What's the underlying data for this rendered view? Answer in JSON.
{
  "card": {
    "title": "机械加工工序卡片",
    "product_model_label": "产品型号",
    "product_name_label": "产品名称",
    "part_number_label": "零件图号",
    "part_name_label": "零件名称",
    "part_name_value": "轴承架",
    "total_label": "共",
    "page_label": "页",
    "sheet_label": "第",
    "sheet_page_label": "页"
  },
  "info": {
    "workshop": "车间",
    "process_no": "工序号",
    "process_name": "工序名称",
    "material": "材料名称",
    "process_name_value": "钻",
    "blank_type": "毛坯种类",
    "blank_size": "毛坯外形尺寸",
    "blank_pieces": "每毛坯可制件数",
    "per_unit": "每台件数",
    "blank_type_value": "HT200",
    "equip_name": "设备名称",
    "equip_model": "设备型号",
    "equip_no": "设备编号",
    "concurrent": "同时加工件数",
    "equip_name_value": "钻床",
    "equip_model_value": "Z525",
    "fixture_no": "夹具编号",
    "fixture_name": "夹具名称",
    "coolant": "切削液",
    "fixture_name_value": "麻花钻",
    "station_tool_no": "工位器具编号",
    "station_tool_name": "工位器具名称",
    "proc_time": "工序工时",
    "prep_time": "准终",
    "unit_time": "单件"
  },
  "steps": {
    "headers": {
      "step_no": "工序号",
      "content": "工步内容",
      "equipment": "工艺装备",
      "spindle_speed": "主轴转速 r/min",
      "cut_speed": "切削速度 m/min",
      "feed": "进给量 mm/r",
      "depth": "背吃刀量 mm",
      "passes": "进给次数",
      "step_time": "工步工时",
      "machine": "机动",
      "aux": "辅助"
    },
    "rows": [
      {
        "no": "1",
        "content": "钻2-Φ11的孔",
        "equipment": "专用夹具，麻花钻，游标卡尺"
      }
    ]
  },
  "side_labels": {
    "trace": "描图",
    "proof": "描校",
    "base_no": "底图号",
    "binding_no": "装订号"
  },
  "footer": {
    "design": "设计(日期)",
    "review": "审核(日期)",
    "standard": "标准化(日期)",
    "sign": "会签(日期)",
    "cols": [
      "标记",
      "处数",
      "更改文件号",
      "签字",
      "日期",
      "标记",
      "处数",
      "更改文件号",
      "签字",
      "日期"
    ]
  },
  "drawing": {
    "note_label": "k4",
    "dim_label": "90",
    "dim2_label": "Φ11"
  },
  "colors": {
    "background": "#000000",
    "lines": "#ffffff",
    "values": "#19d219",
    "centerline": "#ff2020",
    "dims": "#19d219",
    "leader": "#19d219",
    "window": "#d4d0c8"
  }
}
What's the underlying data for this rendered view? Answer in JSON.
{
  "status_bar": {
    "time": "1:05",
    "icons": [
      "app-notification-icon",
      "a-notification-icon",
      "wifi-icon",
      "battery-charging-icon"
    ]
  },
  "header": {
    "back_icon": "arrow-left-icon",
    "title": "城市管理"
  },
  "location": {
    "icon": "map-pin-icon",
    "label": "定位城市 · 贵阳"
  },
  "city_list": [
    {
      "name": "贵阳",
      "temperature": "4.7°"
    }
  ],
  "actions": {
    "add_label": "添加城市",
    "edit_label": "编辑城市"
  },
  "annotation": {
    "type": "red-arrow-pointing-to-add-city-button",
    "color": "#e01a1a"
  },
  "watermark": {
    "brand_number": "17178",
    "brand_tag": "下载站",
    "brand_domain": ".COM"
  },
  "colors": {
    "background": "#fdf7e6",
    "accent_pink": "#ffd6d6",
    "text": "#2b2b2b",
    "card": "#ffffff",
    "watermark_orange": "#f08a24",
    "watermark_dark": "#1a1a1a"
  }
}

• • •

Given problem:
Find how many lines in the listing contain the word "arrow" and give that count alone.

Task output:
2